Directions for this task> Repeat the lines that follow, leaving nothing out.

Dataset items

--------------------------------

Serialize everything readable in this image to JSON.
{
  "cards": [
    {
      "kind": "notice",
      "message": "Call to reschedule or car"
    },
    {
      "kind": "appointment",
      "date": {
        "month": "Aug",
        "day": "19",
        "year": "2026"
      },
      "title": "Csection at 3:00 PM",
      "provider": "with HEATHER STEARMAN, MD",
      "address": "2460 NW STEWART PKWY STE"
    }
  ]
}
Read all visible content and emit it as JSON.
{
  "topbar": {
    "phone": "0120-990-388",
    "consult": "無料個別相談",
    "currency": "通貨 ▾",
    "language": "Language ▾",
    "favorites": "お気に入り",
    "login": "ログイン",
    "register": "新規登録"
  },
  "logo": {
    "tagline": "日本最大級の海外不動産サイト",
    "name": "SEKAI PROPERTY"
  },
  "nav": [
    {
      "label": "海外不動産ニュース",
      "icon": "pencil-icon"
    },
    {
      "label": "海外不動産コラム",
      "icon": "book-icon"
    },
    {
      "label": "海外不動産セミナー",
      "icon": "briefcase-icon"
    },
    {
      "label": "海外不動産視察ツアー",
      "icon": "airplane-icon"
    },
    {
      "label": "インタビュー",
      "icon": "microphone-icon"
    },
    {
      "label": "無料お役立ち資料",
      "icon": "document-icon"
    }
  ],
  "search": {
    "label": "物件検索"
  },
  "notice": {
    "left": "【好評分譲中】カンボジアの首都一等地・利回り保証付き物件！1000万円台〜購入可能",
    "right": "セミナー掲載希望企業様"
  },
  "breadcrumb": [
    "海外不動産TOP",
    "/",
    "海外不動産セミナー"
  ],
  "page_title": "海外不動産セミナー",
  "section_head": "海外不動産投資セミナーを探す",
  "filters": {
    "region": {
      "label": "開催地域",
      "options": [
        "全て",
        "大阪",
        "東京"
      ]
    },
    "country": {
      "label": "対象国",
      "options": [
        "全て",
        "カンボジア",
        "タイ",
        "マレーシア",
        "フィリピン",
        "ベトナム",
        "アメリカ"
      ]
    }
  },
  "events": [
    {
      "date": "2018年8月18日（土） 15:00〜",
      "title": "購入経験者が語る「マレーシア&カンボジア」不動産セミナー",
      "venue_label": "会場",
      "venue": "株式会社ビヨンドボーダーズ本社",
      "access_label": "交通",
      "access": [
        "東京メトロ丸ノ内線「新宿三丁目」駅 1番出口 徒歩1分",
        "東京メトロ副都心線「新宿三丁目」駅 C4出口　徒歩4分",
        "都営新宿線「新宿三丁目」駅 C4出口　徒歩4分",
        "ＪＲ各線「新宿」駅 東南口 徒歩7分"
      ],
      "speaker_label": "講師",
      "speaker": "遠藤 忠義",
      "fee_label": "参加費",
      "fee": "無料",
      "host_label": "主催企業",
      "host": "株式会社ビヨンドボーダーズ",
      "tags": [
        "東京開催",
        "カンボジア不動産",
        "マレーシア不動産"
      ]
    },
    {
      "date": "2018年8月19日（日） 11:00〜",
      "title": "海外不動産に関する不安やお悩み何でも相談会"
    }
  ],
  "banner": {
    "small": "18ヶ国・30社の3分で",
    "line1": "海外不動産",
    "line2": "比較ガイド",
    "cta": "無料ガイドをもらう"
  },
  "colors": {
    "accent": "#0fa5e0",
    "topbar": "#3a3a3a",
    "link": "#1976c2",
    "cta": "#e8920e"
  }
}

--------------------------------

Exercise result>
Serialize everything readable in this image to JSON.
{
  "cards": [
    {
      "kind": "notice",
      "message": "Call to reschedule or car"
    },
    {
      "kind": "appointment",
      "date": {
        "month": "Aug",
        "day": "19",
        "year": "2026"
      },
      "title": "Csection at 3:00 PM",
      "provider": "with HEATHER STEARMAN, MD",
      "address": "2460 NW STEWART PKWY STE"
    }
  ]
}
Read all visible content and emit it as JSON.
{
  "topbar": {
    "phone": "0120-990-388",
    "consult": "無料個別相談",
    "currency": "通貨 ▾",
    "language": "Language ▾",
    "favorites": "お気に入り",
    "login": "ログイン",
    "register": "新規登録"
  },
  "logo": {
    "tagline": "日本最大級の海外不動産サイト",
    "name": "SEKAI PROPERTY"
  },
  "nav": [
    {
      "label": "海外不動産ニュース",
      "icon": "pencil-icon"
    },
    {
      "label": "海外不動産コラム",
      "icon": "book-icon"
    },
    {
      "label": "海外不動産セミナー",
      "icon": "briefcase-icon"
    },
    {
      "label": "海外不動産視察ツアー",
      "icon": "airplane-icon"
    },
    {
      "label": "インタビュー",
      "icon": "microphone-icon"
    },
    {
      "label": "無料お役立ち資料",
      "icon": "document-icon"
    }
  ],
  "search": {
    "label": "物件検索"
  },
  "notice": {
    "left": "【好評分譲中】カンボジアの首都一等地・利回り保証付き物件！1000万円台〜購入可能",
    "right": "セミナー掲載希望企業様"
  },
  "breadcrumb": [
    "海外不動産TOP",
    "/",
    "海外不動産セミナー"
  ],
  "page_title": "海外不動産セミナー",
  "section_head": "海外不動産投資セミナーを探す",
  "filters": {
    "region": {
      "label": "開催地域",
      "options": [
        "全て",
        "大阪",
        "東京"
      ]
    },
    "country": {
      "label": "対象国",
      "options": [
        "全て",
        "カンボジア",
        "タイ",
        "マレーシア",
        "フィリピン",
        "ベトナム",
        "アメリカ"
      ]
    }
  },
  "events": [
    {
      "date": "2018年8月18日（土） 15:00〜",
      "title": "購入経験者が語る「マレーシア&カンボジア」不動産セミナー",
      "venue_label": "会場",
      "venue": "株式会社ビヨンドボーダーズ本社",
      "access_label": "交通",
      "access": [
        "東京メトロ丸ノ内線「新宿三丁目」駅 1番出口 徒歩1分",
        "東京メトロ副都心線「新宿三丁目」駅 C4出口　徒歩4分",
        "都営新宿線「新宿三丁目」駅 C4出口　徒歩4分",
        "ＪＲ各線「新宿」駅 東南口 徒歩7分"
      ],
      "speaker_label": "講師",
      "speaker": "遠藤 忠義",
      "fee_label": "参加費",
      "fee": "無料",
      "host_label": "主催企業",
      "host": "株式会社ビヨンドボーダーズ",
      "tags": [
        "東京開催",
        "カンボジア不動産",
        "マレーシア不動産"
      ]
    },
    {
      "date": "2018年8月19日（日） 11:00〜",
      "title": "海外不動産に関する不安やお悩み何でも相談会"
    }
  ],
  "banner": {
    "small": "18ヶ国・30社の3分で",
    "line1": "海外不動産",
    "line2": "比較ガイド",
    "cta": "無料ガイドをもらう"
  },
  "colors": {
    "accent": "#0fa5e0",
    "topbar": "#3a3a3a",
    "link": "#1976c2",
    "cta": "#e8920e"
  }
}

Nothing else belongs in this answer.